(Raw data)
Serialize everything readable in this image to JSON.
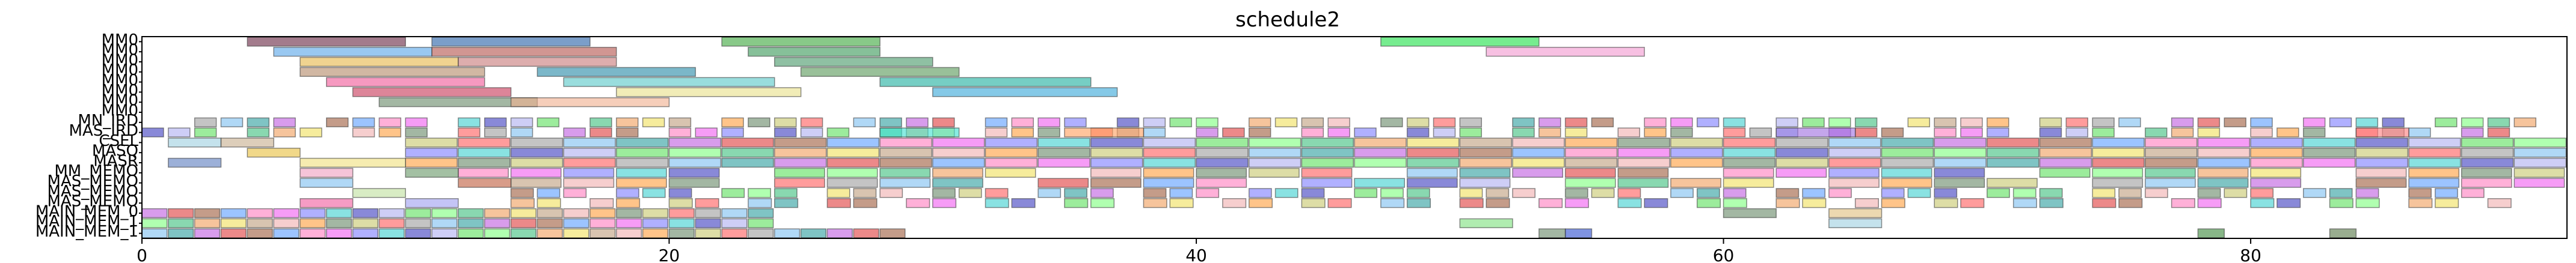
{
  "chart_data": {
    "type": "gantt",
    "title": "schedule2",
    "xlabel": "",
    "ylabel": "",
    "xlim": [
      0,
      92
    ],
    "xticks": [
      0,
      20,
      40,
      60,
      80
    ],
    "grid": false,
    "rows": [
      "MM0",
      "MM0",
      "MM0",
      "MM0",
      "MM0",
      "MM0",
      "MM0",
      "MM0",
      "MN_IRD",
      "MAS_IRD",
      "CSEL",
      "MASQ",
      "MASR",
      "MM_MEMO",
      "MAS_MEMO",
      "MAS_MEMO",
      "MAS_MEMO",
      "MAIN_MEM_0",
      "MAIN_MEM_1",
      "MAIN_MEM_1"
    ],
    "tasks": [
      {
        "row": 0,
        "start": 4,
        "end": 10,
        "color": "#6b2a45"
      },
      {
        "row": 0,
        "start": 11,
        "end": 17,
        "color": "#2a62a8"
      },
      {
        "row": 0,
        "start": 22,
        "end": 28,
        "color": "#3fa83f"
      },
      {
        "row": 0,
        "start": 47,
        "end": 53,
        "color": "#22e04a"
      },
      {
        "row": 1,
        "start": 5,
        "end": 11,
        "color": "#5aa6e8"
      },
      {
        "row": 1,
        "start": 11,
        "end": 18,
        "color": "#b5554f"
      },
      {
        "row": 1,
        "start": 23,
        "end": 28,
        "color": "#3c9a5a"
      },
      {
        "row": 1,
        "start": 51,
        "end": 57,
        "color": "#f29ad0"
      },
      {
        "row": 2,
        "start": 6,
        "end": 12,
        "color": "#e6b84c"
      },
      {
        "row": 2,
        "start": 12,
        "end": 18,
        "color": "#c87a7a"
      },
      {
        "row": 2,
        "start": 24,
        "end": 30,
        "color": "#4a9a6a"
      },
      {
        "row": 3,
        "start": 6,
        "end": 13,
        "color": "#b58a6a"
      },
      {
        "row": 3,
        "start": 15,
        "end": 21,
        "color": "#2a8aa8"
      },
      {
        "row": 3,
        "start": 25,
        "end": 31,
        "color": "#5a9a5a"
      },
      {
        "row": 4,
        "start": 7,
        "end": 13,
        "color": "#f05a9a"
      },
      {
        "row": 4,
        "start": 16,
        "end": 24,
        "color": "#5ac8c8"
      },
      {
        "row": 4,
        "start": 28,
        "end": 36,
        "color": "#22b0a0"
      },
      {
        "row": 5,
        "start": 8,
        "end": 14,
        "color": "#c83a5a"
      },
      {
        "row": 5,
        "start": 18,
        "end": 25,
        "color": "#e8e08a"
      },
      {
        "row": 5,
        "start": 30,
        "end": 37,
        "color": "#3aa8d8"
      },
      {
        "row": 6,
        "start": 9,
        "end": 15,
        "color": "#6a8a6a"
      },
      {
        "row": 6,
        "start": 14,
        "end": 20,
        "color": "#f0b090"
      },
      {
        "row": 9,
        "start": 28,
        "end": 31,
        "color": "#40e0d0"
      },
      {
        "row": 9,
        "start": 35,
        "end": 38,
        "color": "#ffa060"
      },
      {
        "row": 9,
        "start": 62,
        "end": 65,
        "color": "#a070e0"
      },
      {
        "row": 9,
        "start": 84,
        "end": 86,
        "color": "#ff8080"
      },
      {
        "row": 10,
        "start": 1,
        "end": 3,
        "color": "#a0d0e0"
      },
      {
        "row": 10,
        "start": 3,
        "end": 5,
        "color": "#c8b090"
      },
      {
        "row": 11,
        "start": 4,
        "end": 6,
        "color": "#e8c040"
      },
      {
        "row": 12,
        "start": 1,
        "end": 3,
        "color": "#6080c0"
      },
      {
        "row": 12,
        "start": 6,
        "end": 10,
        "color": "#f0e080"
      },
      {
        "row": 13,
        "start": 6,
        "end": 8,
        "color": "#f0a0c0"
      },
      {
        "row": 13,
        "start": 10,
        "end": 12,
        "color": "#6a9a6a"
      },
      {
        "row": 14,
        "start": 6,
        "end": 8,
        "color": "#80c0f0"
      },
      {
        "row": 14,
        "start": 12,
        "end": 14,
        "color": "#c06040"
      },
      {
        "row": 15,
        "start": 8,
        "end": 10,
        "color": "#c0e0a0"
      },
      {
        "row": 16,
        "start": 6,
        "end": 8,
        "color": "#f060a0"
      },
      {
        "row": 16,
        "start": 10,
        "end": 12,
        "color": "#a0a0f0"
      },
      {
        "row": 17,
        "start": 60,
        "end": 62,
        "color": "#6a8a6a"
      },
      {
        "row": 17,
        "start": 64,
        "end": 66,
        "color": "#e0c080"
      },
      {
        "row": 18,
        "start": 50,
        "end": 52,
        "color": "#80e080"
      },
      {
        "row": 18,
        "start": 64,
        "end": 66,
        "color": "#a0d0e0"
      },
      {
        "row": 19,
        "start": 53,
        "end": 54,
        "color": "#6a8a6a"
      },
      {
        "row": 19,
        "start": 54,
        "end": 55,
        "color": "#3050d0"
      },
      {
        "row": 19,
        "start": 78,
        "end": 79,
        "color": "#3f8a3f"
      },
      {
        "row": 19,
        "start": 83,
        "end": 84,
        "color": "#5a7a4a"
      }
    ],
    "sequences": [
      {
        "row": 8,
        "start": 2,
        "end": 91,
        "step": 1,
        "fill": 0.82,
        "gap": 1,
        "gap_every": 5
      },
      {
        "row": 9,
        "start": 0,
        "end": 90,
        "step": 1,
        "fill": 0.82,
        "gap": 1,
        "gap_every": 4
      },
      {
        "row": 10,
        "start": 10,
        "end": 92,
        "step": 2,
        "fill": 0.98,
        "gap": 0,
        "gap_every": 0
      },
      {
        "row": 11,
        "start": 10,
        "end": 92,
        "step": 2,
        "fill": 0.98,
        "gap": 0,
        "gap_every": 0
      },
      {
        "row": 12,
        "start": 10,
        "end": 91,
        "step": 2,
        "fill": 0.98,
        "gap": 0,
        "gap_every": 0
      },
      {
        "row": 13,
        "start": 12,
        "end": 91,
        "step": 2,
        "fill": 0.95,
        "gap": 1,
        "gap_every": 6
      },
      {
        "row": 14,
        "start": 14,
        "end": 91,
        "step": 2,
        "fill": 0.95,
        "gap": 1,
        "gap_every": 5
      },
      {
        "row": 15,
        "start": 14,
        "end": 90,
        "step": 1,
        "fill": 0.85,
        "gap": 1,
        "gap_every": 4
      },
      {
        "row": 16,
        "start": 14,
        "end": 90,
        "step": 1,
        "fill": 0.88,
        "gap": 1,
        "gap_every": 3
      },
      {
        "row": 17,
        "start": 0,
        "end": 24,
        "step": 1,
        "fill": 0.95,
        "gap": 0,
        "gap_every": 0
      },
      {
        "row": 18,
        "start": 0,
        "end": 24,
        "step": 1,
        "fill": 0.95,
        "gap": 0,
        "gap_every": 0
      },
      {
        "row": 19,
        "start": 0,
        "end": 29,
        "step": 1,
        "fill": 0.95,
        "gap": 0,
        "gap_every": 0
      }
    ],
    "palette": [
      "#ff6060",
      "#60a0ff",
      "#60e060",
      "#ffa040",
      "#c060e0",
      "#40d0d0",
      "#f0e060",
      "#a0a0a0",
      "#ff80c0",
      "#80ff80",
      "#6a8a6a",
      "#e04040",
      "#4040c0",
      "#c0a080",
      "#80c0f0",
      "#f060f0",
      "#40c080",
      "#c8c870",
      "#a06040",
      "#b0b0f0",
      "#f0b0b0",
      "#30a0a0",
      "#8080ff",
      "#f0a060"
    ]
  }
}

...

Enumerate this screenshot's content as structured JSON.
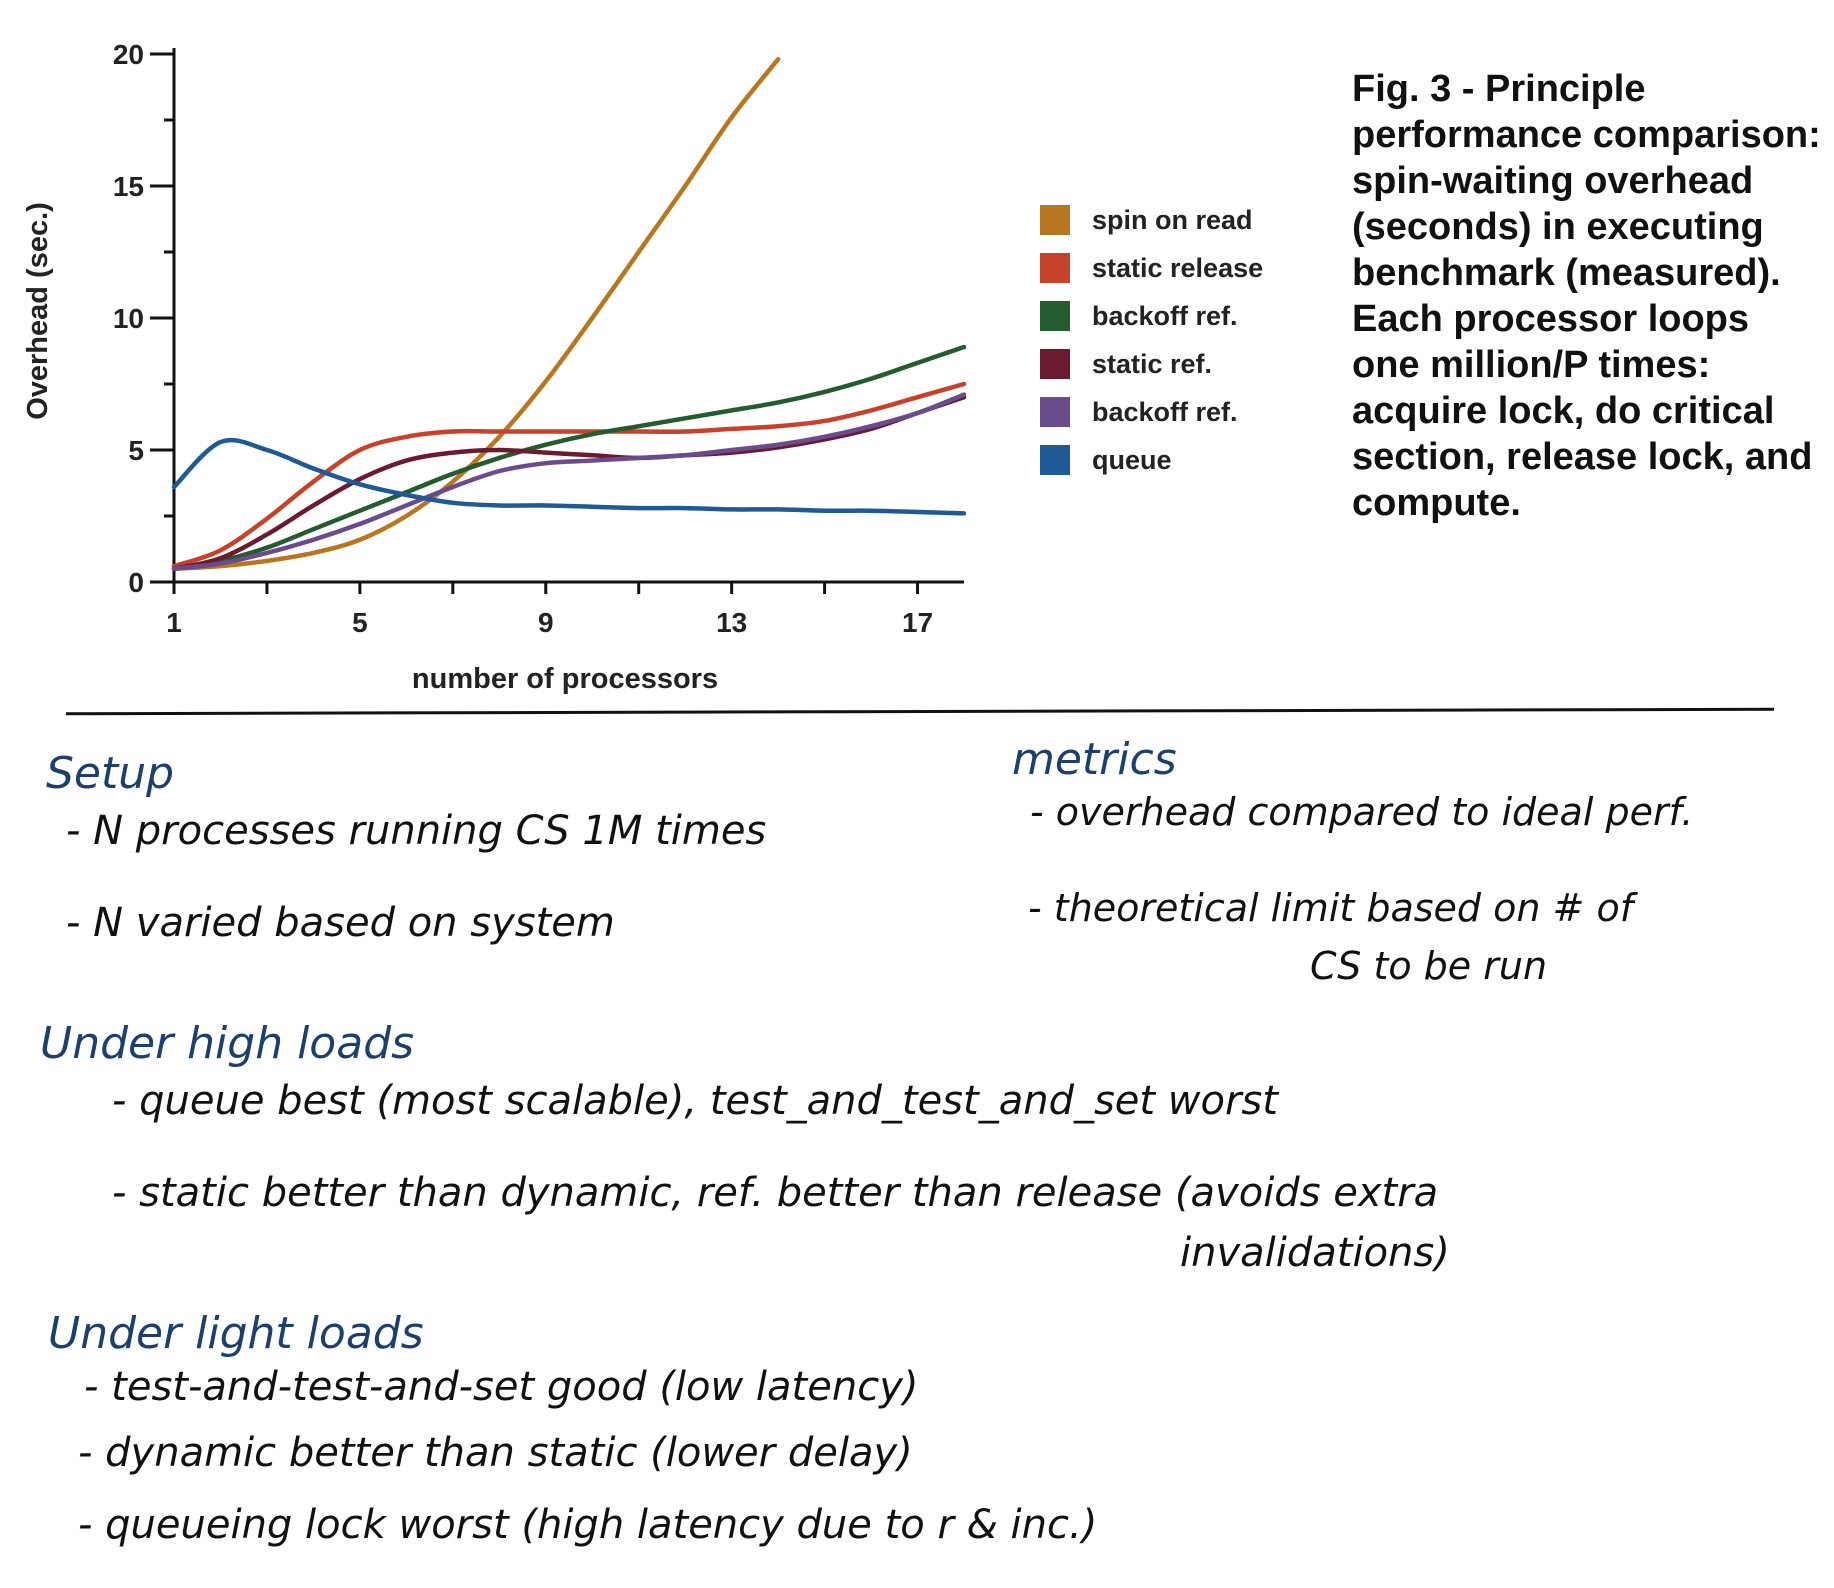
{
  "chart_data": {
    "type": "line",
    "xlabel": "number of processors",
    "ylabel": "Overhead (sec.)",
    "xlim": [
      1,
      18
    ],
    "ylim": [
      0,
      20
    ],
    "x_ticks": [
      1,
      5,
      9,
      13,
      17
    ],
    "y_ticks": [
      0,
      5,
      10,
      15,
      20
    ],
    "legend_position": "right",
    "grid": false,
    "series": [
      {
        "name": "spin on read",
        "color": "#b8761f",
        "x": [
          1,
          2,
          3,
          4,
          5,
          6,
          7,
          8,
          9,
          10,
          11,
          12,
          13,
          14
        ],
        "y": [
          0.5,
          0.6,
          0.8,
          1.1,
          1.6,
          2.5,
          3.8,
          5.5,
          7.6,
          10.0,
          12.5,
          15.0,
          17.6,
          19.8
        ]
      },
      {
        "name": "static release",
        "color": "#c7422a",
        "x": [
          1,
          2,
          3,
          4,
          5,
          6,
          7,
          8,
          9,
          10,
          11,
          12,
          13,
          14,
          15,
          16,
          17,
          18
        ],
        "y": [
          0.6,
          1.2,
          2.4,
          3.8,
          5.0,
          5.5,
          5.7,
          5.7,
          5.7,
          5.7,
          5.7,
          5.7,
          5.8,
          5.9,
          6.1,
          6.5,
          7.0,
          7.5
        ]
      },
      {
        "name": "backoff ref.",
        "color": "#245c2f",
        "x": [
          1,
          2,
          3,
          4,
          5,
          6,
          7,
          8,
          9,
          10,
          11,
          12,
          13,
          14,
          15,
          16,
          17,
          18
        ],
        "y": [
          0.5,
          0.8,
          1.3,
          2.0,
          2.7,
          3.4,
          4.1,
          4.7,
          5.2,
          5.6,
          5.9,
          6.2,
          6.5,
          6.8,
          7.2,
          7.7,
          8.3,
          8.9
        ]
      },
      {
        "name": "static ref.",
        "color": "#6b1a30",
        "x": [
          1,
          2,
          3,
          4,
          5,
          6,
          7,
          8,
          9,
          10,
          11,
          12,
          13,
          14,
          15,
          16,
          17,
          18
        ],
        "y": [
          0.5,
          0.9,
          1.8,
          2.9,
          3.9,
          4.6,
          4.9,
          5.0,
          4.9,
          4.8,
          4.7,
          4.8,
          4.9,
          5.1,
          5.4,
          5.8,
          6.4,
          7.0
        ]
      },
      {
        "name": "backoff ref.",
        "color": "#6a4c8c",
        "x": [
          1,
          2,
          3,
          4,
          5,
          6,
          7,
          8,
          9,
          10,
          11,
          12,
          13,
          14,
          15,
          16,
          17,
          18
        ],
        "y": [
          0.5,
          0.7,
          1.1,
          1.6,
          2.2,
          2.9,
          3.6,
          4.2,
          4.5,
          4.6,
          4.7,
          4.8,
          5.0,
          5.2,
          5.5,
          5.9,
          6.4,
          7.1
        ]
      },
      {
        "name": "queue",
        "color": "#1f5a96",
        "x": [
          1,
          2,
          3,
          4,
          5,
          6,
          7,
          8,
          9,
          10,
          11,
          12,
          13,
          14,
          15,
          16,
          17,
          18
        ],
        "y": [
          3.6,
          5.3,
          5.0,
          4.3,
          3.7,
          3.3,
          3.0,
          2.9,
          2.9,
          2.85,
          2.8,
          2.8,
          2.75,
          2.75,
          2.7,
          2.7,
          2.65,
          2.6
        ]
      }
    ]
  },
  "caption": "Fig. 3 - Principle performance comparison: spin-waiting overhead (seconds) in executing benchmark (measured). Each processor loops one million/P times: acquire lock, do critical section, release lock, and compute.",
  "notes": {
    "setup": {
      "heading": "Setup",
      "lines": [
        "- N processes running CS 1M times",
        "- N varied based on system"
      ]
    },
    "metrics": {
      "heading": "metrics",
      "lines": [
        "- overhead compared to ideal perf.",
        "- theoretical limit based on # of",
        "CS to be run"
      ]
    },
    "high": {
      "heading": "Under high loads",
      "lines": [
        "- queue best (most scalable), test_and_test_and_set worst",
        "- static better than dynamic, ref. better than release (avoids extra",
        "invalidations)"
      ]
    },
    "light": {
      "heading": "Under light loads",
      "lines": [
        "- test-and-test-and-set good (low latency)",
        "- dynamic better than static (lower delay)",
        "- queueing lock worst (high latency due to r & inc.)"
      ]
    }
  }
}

...

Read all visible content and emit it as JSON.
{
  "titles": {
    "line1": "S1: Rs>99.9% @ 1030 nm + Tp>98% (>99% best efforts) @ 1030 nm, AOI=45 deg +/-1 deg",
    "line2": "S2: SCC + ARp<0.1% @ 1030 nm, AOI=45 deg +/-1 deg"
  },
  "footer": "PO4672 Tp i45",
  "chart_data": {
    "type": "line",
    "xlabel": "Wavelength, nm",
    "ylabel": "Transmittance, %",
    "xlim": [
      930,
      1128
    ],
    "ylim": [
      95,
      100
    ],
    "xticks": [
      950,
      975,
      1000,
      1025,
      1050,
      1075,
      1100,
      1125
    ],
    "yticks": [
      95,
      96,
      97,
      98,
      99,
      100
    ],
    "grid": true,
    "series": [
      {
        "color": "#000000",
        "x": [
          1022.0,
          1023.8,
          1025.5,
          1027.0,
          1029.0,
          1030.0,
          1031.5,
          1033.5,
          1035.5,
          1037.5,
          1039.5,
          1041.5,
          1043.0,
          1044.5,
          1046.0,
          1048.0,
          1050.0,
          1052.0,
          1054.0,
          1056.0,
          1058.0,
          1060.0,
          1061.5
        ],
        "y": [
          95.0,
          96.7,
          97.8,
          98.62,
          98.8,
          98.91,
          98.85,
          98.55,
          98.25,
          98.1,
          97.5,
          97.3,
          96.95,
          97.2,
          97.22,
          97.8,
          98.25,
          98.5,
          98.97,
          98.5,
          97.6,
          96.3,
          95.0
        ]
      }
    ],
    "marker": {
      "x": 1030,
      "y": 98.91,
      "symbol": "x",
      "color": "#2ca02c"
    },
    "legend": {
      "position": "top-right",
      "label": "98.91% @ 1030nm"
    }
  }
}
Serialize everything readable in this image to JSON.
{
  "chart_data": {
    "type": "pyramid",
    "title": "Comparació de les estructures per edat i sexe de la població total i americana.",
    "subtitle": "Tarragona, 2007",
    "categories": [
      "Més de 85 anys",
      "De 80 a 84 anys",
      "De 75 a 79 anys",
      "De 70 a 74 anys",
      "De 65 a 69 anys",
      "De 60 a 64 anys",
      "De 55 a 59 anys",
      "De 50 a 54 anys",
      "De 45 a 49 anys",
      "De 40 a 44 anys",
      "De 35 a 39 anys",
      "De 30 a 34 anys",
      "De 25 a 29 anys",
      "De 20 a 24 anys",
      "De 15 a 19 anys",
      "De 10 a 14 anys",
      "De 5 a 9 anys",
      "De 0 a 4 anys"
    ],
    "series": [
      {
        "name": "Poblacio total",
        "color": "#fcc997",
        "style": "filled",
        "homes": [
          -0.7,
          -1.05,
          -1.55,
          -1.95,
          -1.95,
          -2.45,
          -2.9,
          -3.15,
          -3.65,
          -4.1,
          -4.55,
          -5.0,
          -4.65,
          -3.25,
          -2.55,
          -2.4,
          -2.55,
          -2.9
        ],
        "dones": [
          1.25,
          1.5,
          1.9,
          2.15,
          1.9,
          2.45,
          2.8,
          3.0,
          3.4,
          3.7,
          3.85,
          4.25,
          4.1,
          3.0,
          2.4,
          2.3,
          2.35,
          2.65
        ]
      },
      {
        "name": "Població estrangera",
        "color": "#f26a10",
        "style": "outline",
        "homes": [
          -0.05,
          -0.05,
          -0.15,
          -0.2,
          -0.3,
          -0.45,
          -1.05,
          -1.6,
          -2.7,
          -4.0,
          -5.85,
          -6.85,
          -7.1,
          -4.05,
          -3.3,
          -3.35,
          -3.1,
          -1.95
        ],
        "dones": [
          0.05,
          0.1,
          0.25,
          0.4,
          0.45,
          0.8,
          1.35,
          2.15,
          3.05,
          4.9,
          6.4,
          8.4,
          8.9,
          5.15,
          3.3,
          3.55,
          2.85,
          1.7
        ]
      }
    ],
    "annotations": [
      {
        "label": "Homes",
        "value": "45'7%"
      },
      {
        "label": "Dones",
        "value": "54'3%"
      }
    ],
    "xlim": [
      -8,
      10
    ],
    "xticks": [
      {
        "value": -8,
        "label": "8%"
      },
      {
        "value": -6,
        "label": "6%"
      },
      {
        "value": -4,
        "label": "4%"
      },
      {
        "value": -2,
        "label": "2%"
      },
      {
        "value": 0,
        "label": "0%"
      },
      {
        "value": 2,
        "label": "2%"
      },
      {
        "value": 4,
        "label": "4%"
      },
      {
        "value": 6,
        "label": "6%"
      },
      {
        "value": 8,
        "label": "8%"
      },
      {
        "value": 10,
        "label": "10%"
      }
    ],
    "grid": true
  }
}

(Problem requirements)
Go through the entries above and count the lines containing the word "grid"; give only that count.

(Exercise solution)
4